> [What you need to do]: Transcribe the records in full, keeping every character as it is.
-- START OF Entries shown --
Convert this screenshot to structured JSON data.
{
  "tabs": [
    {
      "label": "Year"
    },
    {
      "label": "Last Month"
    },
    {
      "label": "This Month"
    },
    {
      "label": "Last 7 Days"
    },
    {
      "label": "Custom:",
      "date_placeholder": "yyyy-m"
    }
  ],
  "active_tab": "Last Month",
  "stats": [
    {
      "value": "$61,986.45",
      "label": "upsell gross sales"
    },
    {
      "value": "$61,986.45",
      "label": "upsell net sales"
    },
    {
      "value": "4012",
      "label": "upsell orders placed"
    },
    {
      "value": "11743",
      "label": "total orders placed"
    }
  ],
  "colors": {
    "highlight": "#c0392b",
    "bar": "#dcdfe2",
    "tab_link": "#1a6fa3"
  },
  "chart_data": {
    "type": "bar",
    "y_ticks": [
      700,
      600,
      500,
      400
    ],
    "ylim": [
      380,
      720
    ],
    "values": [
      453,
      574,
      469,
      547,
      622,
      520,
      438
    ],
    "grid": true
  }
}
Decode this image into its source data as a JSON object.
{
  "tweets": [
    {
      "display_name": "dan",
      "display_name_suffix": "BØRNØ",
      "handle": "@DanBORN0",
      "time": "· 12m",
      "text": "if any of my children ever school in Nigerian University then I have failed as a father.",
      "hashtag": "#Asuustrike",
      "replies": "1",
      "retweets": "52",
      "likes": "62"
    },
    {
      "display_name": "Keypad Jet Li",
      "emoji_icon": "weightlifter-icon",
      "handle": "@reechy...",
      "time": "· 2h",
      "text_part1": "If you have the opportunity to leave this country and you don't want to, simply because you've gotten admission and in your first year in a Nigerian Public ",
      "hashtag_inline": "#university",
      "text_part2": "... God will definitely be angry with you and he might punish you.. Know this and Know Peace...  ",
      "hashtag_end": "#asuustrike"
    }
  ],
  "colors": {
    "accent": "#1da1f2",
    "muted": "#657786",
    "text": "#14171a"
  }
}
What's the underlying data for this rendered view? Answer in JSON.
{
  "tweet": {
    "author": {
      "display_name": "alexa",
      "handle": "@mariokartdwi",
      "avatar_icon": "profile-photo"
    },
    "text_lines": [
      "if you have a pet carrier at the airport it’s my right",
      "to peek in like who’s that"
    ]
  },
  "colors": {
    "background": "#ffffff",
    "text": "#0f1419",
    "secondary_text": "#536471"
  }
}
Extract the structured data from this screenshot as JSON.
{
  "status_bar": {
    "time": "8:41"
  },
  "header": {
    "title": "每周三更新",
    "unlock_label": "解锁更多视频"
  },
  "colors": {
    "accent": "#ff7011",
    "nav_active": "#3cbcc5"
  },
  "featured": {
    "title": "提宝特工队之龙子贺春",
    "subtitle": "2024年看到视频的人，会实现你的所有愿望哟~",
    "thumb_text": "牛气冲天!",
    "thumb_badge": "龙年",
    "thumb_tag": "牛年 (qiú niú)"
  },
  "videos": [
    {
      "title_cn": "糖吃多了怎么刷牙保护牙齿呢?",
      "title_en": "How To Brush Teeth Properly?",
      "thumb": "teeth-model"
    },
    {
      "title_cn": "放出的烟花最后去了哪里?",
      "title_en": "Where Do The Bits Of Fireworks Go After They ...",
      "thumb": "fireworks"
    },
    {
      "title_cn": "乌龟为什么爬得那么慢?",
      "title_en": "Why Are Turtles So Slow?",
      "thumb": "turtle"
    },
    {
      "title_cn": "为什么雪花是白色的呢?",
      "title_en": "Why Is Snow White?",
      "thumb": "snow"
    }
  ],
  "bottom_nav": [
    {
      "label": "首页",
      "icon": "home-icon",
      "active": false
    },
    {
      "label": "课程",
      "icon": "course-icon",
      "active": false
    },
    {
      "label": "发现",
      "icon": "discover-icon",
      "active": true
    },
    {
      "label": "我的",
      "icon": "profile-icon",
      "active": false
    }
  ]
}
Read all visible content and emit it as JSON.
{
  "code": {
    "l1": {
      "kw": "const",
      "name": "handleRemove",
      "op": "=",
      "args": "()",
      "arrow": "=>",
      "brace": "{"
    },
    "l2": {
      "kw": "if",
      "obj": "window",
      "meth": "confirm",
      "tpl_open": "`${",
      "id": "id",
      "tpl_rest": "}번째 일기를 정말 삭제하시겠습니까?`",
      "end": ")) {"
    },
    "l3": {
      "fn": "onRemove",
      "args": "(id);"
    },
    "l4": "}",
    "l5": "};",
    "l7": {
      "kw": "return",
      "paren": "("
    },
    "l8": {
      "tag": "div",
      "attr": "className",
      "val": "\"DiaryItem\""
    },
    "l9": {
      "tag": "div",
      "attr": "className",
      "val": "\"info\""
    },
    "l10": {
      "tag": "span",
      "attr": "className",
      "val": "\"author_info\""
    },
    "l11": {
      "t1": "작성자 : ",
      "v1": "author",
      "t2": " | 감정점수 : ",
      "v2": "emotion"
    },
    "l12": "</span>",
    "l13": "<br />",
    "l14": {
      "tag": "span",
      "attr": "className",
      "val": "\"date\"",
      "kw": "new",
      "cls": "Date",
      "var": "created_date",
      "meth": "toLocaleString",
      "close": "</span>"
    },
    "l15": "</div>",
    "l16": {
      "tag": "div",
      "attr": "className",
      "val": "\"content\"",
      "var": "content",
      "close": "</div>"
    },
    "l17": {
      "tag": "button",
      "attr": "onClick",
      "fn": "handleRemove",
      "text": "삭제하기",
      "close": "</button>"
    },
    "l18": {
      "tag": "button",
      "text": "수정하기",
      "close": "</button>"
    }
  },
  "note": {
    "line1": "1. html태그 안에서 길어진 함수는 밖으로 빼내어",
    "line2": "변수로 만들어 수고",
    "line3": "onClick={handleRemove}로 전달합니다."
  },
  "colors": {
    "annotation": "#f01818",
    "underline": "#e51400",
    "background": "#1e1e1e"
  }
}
-- END OF Entries shown --
> [Reply to the task]:
Convert this screenshot to structured JSON data.
{
  "tabs": [
    {
      "label": "Year"
    },
    {
      "label": "Last Month"
    },
    {
      "label": "This Month"
    },
    {
      "label": "Last 7 Days"
    },
    {
      "label": "Custom:",
      "date_placeholder": "yyyy-m"
    }
  ],
  "active_tab": "Last Month",
  "stats": [
    {
      "value": "$61,986.45",
      "label": "upsell gross sales"
    },
    {
      "value": "$61,986.45",
      "label": "upsell net sales"
    },
    {
      "value": "4012",
      "label": "upsell orders placed"
    },
    {
      "value": "11743",
      "label": "total orders placed"
    }
  ],
  "colors": {
    "highlight": "#c0392b",
    "bar": "#dcdfe2",
    "tab_link": "#1a6fa3"
  },
  "chart_data": {
    "type": "bar",
    "y_ticks": [
      700,
      600,
      500,
      400
    ],
    "ylim": [
      380,
      720
    ],
    "values": [
      453,
      574,
      469,
      547,
      622,
      520,
      438
    ],
    "grid": true
  }
}
Decode this image into its source data as a JSON object.
{
  "tweets": [
    {
      "display_name": "dan",
      "display_name_suffix": "BØRNØ",
      "handle": "@DanBORN0",
      "time": "· 12m",
      "text": "if any of my children ever school in Nigerian University then I have failed as a father.",
      "hashtag": "#Asuustrike",
      "replies": "1",
      "retweets": "52",
      "likes": "62"
    },
    {
      "display_name": "Keypad Jet Li",
      "emoji_icon": "weightlifter-icon",
      "handle": "@reechy...",
      "time": "· 2h",
      "text_part1": "If you have the opportunity to leave this country and you don't want to, simply because you've gotten admission and in your first year in a Nigerian Public ",
      "hashtag_inline": "#university",
      "text_part2": "... God will definitely be angry with you and he might punish you.. Know this and Know Peace...  ",
      "hashtag_end": "#asuustrike"
    }
  ],
  "colors": {
    "accent": "#1da1f2",
    "muted": "#657786",
    "text": "#14171a"
  }
}
What's the underlying data for this rendered view? Answer in JSON.
{
  "tweet": {
    "author": {
      "display_name": "alexa",
      "handle": "@mariokartdwi",
      "avatar_icon": "profile-photo"
    },
    "text_lines": [
      "if you have a pet carrier at the airport it’s my right",
      "to peek in like who’s that"
    ]
  },
  "colors": {
    "background": "#ffffff",
    "text": "#0f1419",
    "secondary_text": "#536471"
  }
}
Extract the structured data from this screenshot as JSON.
{
  "status_bar": {
    "time": "8:41"
  },
  "header": {
    "title": "每周三更新",
    "unlock_label": "解锁更多视频"
  },
  "colors": {
    "accent": "#ff7011",
    "nav_active": "#3cbcc5"
  },
  "featured": {
    "title": "提宝特工队之龙子贺春",
    "subtitle": "2024年看到视频的人，会实现你的所有愿望哟~",
    "thumb_text": "牛气冲天!",
    "thumb_badge": "龙年",
    "thumb_tag": "牛年 (qiú niú)"
  },
  "videos": [
    {
      "title_cn": "糖吃多了怎么刷牙保护牙齿呢?",
      "title_en": "How To Brush Teeth Properly?",
      "thumb": "teeth-model"
    },
    {
      "title_cn": "放出的烟花最后去了哪里?",
      "title_en": "Where Do The Bits Of Fireworks Go After They ...",
      "thumb": "fireworks"
    },
    {
      "title_cn": "乌龟为什么爬得那么慢?",
      "title_en": "Why Are Turtles So Slow?",
      "thumb": "turtle"
    },
    {
      "title_cn": "为什么雪花是白色的呢?",
      "title_en": "Why Is Snow White?",
      "thumb": "snow"
    }
  ],
  "bottom_nav": [
    {
      "label": "首页",
      "icon": "home-icon",
      "active": false
    },
    {
      "label": "课程",
      "icon": "course-icon",
      "active": false
    },
    {
      "label": "发现",
      "icon": "discover-icon",
      "active": true
    },
    {
      "label": "我的",
      "icon": "profile-icon",
      "active": false
    }
  ]
}
Read all visible content and emit it as JSON.
{
  "code": {
    "l1": {
      "kw": "const",
      "name": "handleRemove",
      "op": "=",
      "args": "()",
      "arrow": "=>",
      "brace": "{"
    },
    "l2": {
      "kw": "if",
      "obj": "window",
      "meth": "confirm",
      "tpl_open": "`${",
      "id": "id",
      "tpl_rest": "}번째 일기를 정말 삭제하시겠습니까?`",
      "end": ")) {"
    },
    "l3": {
      "fn": "onRemove",
      "args": "(id);"
    },
    "l4": "}",
    "l5": "};",
    "l7": {
      "kw": "return",
      "paren": "("
    },
    "l8": {
      "tag": "div",
      "attr": "className",
      "val": "\"DiaryItem\""
    },
    "l9": {
      "tag": "div",
      "attr": "className",
      "val": "\"info\""
    },
    "l10": {
      "tag": "span",
      "attr": "className",
      "val": "\"author_info\""
    },
    "l11": {
      "t1": "작성자 : ",
      "v1": "author",
      "t2": " | 감정점수 : ",
      "v2": "emotion"
    },
    "l12": "</span>",
    "l13": "<br />",
    "l14": {
      "tag": "span",
      "attr": "className",
      "val": "\"date\"",
      "kw": "new",
      "cls": "Date",
      "var": "created_date",
      "meth": "toLocaleString",
      "close": "</span>"
    },
    "l15": "</div>",
    "l16": {
      "tag": "div",
      "attr": "className",
      "val": "\"content\"",
      "var": "content",
      "close": "</div>"
    },
    "l17": {
      "tag": "button",
      "attr": "onClick",
      "fn": "handleRemove",
      "text": "삭제하기",
      "close": "</button>"
    },
    "l18": {
      "tag": "button",
      "text": "수정하기",
      "close": "</button>"
    }
  },
  "note": {
    "line1": "1. html태그 안에서 길어진 함수는 밖으로 빼내어",
    "line2": "변수로 만들어 수고",
    "line3": "onClick={handleRemove}로 전달합니다."
  },
  "colors": {
    "annotation": "#f01818",
    "underline": "#e51400",
    "background": "#1e1e1e"
  }
}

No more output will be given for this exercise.